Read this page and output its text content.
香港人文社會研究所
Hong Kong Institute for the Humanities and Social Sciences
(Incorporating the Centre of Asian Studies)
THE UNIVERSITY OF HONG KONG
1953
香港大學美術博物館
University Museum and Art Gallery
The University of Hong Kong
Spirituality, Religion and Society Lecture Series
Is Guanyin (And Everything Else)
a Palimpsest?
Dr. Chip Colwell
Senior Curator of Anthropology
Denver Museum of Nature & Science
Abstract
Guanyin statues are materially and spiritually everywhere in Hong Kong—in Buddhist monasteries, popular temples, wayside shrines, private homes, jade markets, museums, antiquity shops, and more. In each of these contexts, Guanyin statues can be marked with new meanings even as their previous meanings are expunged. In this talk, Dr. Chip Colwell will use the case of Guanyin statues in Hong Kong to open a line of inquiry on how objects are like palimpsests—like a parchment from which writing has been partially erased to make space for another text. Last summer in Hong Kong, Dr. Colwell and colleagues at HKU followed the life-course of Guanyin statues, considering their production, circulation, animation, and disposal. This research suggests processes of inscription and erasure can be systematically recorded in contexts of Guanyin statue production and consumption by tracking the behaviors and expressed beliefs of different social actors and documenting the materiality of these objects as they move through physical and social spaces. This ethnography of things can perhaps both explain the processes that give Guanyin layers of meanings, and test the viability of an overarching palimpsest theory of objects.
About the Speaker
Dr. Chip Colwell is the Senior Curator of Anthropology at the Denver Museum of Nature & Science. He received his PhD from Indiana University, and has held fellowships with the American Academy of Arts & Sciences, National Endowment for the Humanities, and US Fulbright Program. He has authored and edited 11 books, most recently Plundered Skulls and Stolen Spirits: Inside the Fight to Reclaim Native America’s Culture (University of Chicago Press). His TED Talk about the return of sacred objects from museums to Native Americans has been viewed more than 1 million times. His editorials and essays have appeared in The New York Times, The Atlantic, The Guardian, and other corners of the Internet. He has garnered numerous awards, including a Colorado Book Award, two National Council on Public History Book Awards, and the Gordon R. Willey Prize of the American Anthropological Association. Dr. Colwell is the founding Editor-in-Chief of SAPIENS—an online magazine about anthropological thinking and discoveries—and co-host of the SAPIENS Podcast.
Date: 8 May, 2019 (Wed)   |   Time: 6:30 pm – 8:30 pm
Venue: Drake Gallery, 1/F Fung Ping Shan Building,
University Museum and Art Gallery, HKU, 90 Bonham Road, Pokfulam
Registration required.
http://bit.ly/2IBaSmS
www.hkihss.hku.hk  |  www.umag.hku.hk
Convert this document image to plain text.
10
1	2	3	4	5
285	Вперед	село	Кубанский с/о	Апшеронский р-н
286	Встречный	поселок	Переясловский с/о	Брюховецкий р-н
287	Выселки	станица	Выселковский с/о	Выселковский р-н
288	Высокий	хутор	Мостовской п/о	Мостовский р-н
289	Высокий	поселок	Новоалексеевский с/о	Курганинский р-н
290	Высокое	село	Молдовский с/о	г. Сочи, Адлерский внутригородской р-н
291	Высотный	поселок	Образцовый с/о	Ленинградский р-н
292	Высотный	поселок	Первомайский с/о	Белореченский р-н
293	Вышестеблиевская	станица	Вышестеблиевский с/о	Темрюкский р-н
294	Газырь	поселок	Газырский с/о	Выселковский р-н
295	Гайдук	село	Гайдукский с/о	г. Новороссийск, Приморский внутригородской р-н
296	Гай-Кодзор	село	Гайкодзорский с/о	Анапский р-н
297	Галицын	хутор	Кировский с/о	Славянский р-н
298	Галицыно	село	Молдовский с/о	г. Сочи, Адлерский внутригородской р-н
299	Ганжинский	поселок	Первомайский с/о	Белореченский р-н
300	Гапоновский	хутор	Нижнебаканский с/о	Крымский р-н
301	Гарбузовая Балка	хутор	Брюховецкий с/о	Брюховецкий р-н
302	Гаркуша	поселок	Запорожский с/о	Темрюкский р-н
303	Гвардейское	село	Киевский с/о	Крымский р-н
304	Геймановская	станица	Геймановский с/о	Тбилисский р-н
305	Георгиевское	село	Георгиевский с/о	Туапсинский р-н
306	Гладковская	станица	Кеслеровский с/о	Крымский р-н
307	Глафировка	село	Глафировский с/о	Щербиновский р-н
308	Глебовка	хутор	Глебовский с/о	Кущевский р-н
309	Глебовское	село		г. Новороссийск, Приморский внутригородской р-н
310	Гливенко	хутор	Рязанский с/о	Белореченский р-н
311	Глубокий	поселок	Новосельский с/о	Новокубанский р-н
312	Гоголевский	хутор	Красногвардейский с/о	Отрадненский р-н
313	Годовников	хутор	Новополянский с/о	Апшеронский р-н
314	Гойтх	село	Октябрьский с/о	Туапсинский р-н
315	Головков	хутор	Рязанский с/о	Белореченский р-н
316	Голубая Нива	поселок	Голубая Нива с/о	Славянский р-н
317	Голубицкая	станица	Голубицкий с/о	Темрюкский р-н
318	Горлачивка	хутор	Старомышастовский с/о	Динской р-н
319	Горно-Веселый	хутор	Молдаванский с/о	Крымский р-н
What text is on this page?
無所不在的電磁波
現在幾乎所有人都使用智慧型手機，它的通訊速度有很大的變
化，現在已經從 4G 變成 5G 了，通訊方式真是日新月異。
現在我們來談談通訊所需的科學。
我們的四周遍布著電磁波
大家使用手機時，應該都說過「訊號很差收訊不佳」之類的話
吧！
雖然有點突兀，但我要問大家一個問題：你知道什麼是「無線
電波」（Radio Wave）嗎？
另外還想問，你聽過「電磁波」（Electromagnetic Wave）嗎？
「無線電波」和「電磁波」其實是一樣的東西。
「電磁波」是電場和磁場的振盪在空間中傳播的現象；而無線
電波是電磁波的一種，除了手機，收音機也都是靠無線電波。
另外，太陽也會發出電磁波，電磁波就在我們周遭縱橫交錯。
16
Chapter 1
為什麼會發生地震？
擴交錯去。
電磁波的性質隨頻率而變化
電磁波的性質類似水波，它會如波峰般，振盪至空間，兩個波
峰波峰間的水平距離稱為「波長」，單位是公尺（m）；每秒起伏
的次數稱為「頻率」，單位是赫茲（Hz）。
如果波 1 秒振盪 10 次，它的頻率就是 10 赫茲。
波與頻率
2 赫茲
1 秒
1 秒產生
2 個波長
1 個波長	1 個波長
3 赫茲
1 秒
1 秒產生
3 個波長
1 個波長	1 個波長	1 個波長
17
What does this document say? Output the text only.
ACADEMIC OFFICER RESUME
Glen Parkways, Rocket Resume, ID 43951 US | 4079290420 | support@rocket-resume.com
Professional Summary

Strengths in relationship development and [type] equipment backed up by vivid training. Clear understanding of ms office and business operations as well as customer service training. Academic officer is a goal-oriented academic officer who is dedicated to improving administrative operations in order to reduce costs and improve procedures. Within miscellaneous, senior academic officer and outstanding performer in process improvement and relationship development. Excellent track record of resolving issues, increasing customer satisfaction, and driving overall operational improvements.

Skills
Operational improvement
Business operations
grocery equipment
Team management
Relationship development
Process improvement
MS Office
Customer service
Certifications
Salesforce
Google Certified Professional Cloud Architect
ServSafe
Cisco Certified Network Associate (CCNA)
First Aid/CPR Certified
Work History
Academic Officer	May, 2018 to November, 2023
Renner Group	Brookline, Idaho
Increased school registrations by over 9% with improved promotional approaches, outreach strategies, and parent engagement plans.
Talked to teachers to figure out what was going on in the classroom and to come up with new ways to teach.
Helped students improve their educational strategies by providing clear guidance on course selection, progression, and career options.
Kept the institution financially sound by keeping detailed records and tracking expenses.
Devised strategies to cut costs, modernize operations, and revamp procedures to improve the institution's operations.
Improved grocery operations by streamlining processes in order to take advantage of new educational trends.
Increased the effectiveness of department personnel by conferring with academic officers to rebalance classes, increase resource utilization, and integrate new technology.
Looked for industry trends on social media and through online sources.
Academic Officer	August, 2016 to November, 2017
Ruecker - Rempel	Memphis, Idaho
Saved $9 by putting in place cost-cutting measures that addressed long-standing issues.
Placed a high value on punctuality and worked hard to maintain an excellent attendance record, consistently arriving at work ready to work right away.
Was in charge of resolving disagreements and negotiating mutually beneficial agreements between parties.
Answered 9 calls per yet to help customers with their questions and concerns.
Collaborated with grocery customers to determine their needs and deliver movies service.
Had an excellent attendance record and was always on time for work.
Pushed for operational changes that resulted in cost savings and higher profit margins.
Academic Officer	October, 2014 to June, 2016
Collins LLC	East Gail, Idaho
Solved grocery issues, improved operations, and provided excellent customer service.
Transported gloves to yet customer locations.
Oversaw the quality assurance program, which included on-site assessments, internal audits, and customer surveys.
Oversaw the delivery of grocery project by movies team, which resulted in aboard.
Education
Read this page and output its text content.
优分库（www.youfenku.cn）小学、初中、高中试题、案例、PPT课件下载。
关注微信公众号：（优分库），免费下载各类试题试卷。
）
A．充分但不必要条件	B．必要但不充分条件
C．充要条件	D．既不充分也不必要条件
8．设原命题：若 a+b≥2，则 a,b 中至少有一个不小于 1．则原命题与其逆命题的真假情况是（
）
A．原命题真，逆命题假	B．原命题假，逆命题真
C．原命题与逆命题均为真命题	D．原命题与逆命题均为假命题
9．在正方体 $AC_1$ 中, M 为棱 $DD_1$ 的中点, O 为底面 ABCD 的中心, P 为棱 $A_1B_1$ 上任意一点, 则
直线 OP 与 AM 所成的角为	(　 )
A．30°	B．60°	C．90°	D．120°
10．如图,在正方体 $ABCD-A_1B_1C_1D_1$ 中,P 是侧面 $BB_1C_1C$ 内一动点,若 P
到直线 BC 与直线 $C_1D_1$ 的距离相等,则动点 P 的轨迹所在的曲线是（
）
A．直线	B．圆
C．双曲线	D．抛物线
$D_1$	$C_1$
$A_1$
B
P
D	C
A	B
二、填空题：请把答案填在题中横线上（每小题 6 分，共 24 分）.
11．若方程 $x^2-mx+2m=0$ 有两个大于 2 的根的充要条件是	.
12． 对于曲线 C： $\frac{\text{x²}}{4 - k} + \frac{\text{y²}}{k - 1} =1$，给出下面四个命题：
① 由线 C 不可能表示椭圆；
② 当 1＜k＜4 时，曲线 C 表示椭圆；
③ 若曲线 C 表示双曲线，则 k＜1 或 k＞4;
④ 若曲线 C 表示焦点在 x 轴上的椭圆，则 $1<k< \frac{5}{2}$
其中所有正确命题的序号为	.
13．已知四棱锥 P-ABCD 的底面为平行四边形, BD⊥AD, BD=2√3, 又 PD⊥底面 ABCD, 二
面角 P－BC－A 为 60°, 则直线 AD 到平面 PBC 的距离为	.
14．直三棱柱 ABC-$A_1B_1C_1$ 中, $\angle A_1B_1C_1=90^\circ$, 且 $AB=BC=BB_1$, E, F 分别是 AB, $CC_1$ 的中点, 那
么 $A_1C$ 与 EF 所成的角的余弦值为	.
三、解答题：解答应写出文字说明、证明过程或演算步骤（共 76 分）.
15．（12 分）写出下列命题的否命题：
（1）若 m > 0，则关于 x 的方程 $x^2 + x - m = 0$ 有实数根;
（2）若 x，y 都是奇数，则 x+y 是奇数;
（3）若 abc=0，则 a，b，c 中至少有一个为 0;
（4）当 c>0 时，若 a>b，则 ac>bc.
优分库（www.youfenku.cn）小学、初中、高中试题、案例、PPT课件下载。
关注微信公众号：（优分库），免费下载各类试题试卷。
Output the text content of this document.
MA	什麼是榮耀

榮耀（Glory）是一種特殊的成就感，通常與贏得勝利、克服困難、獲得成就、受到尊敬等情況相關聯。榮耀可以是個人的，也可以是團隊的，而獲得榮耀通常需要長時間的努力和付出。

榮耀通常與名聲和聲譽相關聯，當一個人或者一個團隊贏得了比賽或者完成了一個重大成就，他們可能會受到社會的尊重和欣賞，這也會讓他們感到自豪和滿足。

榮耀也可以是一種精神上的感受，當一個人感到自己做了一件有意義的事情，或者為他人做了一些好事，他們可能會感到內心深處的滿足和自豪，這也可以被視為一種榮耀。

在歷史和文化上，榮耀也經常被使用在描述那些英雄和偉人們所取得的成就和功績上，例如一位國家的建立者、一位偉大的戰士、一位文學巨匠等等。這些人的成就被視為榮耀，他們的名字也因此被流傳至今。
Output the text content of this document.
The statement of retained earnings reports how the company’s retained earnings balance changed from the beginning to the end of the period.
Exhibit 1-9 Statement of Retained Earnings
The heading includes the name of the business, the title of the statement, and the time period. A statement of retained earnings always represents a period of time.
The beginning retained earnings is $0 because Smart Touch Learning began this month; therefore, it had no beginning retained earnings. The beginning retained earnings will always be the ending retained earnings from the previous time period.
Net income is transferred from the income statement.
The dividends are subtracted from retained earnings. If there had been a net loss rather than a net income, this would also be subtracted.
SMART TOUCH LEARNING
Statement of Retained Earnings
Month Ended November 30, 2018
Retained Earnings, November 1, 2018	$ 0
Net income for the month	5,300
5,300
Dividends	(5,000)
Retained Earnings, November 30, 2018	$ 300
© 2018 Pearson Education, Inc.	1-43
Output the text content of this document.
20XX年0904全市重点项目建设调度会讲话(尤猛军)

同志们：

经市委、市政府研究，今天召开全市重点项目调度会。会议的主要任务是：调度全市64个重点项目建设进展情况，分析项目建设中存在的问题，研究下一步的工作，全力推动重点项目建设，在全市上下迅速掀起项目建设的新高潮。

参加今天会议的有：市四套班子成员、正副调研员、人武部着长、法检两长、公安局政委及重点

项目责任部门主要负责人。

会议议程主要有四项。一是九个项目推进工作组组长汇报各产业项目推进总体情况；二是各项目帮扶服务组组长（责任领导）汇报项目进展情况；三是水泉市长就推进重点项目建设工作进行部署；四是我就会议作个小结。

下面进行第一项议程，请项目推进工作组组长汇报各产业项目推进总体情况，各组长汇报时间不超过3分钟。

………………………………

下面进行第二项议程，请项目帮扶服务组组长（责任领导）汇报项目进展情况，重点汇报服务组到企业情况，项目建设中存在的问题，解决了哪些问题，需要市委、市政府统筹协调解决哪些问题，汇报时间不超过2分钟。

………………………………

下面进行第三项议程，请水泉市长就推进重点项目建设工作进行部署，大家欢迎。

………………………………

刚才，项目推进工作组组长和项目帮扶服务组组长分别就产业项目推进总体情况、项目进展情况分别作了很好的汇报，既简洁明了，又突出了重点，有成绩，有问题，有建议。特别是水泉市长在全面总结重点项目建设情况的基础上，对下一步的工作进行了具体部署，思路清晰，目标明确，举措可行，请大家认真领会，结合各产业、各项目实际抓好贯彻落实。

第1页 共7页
━━━
Given problem: How many lines of these entries contain "汇报项目进展情况"? Answer with the number and nothing else.

Answer to this task: 2